[Records excerpted from a collection]
##########

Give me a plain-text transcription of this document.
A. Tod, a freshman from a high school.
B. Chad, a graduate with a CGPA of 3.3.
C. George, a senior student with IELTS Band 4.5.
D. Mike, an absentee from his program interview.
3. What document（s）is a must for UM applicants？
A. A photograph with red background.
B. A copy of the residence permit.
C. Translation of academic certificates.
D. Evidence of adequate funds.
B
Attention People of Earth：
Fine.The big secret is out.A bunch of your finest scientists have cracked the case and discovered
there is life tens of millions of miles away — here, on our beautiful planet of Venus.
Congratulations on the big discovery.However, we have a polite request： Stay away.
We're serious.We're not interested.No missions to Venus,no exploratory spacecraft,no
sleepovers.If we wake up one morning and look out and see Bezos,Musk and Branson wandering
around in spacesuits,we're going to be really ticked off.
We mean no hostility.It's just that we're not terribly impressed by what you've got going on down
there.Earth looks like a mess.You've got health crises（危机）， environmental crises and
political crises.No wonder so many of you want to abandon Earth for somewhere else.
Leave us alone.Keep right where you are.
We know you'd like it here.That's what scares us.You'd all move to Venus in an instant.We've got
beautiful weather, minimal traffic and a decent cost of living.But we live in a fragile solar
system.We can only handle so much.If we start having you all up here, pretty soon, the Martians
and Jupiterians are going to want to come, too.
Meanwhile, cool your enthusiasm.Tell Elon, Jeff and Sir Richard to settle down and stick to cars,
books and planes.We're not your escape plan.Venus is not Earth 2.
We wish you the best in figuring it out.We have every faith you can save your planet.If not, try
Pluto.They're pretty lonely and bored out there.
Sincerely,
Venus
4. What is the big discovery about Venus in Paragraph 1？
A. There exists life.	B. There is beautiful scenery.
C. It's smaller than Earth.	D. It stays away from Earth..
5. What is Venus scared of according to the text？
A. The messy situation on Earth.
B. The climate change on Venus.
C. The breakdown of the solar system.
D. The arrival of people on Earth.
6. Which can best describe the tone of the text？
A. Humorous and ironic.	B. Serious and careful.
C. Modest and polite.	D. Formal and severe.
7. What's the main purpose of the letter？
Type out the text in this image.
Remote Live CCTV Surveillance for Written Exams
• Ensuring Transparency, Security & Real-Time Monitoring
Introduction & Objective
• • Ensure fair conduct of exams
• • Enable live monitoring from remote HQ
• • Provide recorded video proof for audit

##########

Look through the entries above for the word "going". Copy every line where it shows up.

around in spacesuits,we're going to be really ticked off.
We mean no hostility.It's just that we're not terribly impressed by what you've got going on down
and Jupiterians are going to want to come, too.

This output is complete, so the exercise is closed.